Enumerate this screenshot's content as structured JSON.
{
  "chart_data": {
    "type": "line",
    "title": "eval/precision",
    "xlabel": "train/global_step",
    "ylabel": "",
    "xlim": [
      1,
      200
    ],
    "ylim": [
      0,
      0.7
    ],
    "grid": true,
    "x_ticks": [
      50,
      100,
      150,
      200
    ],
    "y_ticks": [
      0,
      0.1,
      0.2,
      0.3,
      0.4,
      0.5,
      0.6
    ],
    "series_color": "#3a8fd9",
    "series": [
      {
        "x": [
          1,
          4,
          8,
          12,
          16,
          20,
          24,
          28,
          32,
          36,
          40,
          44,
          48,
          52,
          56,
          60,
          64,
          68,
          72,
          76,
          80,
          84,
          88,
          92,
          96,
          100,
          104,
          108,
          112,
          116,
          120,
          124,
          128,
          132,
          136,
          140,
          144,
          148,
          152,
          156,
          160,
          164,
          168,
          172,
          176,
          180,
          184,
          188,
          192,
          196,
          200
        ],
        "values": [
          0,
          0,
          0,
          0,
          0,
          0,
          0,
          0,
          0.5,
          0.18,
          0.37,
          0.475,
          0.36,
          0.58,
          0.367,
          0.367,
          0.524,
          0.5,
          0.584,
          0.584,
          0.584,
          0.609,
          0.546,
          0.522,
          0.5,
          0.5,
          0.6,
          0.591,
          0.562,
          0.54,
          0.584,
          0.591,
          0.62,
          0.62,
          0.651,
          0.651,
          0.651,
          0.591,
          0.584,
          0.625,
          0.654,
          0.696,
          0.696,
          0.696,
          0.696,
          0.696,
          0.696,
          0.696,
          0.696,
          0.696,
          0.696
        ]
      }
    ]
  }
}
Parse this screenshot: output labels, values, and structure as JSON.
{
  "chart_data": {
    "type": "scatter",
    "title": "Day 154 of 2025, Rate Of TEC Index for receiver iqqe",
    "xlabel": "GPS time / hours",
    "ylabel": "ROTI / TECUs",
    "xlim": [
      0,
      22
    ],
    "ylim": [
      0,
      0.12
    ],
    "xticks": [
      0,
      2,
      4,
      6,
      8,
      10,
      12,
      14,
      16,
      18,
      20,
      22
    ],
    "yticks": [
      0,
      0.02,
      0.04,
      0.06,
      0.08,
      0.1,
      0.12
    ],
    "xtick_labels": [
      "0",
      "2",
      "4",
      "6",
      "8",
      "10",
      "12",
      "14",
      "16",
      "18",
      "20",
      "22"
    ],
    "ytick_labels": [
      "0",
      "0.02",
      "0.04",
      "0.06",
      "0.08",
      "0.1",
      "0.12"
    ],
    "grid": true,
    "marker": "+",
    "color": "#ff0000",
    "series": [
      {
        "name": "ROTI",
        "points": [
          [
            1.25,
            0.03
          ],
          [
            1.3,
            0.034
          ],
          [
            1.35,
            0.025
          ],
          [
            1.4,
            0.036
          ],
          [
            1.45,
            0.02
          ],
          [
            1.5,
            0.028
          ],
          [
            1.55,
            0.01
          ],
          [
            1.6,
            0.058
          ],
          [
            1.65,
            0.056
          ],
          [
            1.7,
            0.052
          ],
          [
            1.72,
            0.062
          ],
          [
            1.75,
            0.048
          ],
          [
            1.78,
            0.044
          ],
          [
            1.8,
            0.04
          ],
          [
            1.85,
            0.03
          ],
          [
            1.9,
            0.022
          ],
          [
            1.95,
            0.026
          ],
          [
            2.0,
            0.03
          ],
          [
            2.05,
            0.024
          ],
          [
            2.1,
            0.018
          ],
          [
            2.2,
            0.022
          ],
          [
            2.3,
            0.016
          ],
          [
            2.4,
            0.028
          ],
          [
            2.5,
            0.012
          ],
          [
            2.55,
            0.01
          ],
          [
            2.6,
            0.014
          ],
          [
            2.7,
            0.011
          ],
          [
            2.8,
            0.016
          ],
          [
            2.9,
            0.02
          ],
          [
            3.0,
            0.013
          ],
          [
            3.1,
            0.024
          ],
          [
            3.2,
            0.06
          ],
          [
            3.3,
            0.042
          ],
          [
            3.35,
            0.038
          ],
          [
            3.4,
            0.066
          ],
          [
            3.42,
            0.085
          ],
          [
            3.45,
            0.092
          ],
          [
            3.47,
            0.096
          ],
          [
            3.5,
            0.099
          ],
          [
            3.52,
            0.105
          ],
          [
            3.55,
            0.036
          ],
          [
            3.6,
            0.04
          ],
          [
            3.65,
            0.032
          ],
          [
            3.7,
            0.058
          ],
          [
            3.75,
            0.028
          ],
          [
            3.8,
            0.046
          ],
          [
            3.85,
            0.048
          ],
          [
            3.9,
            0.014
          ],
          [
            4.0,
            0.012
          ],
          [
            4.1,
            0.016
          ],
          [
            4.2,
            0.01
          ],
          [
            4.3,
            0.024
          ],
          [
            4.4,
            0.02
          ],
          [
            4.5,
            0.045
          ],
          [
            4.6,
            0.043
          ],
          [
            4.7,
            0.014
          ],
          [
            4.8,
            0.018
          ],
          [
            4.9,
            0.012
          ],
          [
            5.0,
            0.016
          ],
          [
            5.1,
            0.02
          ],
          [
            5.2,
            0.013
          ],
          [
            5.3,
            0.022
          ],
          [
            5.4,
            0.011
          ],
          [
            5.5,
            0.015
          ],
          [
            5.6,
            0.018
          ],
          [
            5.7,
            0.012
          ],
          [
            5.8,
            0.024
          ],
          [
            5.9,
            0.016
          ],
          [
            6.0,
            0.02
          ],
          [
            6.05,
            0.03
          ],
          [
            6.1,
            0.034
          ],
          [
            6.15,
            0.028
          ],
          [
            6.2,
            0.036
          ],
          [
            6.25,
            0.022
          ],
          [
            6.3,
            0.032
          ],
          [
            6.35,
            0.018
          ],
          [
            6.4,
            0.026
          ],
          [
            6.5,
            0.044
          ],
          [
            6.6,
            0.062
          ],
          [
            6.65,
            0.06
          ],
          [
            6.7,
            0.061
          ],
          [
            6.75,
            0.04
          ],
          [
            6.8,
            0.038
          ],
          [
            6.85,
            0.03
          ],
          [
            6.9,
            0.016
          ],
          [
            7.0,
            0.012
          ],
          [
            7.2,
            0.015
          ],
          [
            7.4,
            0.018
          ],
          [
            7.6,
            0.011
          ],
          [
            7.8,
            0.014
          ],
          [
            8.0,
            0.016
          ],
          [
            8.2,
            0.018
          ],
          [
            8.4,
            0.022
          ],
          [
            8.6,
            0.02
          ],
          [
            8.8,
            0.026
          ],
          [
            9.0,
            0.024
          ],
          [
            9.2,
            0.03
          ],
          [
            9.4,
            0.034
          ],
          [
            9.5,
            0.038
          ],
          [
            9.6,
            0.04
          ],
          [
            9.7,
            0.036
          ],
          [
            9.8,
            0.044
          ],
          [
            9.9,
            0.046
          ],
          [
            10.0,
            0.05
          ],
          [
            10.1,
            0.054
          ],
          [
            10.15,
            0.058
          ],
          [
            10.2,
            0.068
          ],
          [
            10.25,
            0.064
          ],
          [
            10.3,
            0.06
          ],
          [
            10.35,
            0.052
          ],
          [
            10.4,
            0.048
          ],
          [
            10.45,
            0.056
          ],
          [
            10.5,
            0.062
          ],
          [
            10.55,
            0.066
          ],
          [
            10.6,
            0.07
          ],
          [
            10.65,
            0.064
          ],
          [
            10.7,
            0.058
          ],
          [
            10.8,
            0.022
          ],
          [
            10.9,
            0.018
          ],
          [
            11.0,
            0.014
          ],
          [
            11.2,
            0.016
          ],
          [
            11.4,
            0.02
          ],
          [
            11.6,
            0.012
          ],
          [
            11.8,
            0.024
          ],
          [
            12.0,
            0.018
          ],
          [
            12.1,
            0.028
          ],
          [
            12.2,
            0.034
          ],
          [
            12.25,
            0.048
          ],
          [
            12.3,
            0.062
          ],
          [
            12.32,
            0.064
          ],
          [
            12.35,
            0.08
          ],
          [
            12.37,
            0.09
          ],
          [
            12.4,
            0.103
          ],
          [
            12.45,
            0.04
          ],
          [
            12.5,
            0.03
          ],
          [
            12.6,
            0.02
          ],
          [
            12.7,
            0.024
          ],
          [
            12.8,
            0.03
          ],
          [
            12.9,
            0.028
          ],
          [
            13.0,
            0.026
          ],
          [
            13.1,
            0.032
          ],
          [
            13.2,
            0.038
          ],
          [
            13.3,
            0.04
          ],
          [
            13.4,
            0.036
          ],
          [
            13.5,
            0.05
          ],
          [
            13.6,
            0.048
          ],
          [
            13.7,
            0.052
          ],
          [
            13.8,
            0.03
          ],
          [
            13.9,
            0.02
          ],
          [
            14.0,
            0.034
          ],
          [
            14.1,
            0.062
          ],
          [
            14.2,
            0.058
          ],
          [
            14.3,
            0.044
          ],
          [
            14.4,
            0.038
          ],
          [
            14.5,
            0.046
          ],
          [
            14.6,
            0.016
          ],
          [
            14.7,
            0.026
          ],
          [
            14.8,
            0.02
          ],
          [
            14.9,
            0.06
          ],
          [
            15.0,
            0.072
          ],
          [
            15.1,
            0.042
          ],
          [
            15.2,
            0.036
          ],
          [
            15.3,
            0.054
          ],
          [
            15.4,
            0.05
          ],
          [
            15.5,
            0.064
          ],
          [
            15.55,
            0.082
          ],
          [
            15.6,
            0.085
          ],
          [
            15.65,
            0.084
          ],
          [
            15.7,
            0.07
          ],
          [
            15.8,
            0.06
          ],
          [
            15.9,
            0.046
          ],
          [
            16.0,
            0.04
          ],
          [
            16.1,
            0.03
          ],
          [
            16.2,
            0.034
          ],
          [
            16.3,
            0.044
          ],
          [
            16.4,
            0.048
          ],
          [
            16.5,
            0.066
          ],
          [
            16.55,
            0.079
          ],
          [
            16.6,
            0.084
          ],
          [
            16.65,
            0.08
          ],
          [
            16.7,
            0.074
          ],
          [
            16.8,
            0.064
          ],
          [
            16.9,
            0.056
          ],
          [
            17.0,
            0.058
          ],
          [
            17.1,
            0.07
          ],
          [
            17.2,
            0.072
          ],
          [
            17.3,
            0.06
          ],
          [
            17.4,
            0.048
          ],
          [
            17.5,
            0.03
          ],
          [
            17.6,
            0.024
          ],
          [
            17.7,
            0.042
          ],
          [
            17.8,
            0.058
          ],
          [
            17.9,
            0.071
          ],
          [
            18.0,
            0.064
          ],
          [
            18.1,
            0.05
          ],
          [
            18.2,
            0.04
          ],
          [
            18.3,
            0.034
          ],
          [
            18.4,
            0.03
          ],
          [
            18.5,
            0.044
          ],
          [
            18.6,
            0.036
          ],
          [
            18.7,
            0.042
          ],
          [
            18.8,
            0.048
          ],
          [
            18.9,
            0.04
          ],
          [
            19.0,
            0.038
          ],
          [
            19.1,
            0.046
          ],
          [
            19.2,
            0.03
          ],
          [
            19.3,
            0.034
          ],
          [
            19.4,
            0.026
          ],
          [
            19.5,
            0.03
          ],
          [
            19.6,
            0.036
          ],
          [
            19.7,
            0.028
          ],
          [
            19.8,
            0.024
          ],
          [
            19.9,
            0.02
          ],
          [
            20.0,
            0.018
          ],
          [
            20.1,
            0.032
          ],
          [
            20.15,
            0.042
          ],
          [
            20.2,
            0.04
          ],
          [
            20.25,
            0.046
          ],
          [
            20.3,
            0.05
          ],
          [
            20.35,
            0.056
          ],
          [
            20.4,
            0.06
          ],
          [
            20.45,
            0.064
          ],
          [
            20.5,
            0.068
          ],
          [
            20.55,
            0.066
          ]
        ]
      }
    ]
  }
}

•••••

Find the count of lines in the data above where the string "screenshot" occurs. Provide that number alone.

### Answer to the exercise:
2